> **PROBLEM REQUIREMENTS**
Determine which lines of the records include the word "values", and copy them.

> **SUPPLIED MATERIAL**

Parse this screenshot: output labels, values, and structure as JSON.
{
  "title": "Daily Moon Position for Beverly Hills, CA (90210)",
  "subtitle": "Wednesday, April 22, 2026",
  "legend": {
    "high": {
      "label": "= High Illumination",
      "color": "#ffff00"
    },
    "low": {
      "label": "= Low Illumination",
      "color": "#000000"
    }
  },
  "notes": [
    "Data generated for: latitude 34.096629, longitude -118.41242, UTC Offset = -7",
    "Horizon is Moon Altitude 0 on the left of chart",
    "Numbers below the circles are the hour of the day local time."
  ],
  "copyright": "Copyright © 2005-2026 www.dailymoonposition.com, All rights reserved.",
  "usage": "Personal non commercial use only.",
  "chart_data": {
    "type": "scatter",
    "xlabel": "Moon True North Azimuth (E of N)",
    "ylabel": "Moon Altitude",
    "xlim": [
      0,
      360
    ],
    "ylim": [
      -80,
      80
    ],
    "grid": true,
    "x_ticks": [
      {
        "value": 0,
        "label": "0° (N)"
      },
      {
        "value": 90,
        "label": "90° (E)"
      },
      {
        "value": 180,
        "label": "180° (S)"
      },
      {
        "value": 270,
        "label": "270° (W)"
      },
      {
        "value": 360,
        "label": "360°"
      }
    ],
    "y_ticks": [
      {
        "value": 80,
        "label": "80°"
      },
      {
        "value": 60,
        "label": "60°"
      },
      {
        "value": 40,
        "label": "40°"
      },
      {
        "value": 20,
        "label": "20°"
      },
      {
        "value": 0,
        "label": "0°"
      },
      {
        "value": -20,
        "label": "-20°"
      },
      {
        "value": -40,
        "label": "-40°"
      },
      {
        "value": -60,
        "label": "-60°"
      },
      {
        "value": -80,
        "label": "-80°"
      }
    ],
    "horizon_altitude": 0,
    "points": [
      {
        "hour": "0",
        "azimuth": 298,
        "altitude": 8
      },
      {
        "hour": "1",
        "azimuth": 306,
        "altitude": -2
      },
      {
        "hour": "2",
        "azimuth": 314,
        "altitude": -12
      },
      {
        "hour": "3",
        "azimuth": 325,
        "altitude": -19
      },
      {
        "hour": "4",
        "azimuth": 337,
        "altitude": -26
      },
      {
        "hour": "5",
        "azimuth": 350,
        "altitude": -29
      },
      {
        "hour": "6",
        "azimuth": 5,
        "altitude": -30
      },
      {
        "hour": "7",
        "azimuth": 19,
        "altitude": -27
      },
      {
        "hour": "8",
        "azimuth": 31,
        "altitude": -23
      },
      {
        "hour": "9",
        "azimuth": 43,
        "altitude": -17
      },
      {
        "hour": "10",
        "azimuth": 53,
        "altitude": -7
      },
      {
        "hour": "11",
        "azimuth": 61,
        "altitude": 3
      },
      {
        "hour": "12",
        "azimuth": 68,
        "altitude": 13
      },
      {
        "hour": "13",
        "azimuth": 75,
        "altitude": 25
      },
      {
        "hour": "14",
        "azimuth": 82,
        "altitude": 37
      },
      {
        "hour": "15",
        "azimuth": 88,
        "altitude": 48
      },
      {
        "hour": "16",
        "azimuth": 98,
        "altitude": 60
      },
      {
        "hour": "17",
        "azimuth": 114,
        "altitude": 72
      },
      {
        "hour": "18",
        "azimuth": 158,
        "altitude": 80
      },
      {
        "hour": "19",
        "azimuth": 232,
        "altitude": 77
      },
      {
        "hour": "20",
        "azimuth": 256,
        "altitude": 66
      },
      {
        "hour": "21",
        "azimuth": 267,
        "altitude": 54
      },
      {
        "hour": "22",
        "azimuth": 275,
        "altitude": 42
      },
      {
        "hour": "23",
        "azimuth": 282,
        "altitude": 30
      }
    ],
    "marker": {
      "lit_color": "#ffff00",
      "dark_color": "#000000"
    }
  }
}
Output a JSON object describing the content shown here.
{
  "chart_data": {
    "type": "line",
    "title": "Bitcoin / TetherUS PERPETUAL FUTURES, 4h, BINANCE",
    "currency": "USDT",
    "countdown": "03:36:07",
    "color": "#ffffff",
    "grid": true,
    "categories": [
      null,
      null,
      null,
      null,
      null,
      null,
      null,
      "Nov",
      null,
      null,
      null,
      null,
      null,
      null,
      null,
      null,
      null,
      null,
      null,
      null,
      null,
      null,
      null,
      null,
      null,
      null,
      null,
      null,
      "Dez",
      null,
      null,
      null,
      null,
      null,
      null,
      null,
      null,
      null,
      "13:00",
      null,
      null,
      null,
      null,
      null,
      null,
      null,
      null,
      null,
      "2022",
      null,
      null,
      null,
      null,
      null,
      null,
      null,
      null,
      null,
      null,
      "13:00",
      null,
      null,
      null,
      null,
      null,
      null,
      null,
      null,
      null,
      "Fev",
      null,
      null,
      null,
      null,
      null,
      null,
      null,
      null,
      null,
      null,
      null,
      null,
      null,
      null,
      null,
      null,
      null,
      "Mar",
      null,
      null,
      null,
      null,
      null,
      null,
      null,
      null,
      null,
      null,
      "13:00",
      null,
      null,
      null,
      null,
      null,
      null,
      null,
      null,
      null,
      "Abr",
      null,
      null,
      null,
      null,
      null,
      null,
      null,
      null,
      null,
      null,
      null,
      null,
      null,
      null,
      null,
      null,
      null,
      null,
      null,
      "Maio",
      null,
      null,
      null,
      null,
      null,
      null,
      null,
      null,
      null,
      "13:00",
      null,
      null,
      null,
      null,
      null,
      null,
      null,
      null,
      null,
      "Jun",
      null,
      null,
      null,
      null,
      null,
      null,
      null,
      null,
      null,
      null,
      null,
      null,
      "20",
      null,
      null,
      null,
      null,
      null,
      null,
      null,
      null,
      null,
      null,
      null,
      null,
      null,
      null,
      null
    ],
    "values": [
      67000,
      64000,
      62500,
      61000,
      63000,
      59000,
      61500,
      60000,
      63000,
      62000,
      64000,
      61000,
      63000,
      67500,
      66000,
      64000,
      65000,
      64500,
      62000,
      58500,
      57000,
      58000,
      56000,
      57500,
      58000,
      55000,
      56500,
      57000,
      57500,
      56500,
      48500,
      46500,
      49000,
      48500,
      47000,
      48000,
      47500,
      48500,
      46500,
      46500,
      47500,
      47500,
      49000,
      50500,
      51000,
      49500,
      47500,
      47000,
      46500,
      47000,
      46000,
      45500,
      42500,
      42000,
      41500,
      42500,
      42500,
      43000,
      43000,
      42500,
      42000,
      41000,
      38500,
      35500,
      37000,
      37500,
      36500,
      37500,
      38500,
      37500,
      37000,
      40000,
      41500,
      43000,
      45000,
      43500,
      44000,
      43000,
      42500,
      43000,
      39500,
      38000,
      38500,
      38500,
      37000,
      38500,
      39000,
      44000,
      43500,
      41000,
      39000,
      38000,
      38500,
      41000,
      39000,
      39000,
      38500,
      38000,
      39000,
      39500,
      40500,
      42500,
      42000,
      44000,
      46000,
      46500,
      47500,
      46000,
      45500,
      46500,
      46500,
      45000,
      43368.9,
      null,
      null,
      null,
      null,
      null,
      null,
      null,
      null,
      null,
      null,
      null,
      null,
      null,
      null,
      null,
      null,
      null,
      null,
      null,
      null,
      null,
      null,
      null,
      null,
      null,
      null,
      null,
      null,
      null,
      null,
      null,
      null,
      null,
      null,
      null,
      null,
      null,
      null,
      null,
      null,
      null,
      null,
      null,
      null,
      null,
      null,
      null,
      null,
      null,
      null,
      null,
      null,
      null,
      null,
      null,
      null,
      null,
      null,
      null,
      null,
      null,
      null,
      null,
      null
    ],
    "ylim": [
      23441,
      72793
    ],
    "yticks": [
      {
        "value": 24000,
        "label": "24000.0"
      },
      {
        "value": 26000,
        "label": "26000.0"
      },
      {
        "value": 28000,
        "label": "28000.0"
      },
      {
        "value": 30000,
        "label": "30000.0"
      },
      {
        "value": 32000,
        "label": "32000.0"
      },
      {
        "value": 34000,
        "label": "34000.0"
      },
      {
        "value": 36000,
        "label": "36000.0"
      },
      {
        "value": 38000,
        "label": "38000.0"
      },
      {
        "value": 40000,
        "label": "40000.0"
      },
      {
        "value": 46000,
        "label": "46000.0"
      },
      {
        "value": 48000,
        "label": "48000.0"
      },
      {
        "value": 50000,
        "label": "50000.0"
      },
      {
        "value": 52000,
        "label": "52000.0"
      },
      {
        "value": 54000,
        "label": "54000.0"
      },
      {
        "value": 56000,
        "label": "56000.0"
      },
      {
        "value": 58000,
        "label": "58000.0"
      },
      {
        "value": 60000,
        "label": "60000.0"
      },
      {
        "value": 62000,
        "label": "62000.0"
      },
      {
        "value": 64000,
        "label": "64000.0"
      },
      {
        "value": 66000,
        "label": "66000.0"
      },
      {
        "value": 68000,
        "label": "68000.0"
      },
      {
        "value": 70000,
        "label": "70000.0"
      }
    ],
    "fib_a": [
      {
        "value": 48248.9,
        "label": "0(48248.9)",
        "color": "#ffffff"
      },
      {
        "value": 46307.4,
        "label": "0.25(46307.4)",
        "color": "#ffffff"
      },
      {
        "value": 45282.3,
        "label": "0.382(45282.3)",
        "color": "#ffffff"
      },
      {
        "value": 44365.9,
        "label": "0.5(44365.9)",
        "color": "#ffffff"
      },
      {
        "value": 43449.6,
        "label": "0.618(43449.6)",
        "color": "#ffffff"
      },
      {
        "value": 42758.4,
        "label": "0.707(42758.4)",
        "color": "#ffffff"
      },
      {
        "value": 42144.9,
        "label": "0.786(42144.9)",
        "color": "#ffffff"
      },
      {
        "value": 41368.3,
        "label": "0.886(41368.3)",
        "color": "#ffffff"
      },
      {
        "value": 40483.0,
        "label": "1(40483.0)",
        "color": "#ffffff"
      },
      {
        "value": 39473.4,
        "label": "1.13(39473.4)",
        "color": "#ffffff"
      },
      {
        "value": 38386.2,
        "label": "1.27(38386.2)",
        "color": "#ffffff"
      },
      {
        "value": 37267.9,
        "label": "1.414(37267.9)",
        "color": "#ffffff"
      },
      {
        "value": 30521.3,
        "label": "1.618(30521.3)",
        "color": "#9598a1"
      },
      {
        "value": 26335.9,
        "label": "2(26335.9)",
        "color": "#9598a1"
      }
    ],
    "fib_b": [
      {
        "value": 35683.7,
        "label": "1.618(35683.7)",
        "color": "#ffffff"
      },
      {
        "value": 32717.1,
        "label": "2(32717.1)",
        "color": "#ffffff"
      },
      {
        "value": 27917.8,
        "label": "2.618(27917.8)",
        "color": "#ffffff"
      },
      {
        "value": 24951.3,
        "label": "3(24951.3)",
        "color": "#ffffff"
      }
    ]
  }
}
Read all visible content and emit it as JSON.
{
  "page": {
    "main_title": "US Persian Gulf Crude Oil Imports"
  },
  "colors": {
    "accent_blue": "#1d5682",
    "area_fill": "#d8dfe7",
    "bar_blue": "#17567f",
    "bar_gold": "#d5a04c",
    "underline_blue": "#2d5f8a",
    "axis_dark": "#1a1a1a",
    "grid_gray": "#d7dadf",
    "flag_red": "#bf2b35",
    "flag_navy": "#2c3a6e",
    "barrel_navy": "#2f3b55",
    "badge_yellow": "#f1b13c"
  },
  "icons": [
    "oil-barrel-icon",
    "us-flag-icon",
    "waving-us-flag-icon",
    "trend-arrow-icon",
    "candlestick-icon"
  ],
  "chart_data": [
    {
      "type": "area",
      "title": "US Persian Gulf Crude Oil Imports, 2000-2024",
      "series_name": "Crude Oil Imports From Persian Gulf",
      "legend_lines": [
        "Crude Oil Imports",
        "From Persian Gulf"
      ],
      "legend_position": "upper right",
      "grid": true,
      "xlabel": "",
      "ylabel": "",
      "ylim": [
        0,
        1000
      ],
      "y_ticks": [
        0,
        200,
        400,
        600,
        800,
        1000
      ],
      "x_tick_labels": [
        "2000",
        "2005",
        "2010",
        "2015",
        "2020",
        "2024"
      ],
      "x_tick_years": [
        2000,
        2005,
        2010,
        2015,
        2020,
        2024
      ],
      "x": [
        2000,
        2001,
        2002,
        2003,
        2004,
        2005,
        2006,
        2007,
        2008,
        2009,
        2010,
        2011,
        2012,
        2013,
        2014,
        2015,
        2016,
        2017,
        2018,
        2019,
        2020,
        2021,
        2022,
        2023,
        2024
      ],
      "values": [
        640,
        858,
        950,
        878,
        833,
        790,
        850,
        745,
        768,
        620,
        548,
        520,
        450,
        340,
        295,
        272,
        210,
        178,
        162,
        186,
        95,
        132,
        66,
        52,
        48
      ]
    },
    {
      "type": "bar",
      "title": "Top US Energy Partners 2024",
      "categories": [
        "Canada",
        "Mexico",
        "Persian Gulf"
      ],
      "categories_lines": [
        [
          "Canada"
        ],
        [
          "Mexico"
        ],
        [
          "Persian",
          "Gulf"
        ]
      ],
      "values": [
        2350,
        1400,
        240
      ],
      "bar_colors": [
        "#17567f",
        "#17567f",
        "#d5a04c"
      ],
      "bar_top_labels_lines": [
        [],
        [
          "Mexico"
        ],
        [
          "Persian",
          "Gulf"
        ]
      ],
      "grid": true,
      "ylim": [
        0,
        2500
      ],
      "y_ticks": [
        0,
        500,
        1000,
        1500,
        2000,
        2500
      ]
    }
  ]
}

> **ANSWER**
Parse this screenshot: output labels, values, and structure as JSON.
    "values": [
      "values": [
      "values": [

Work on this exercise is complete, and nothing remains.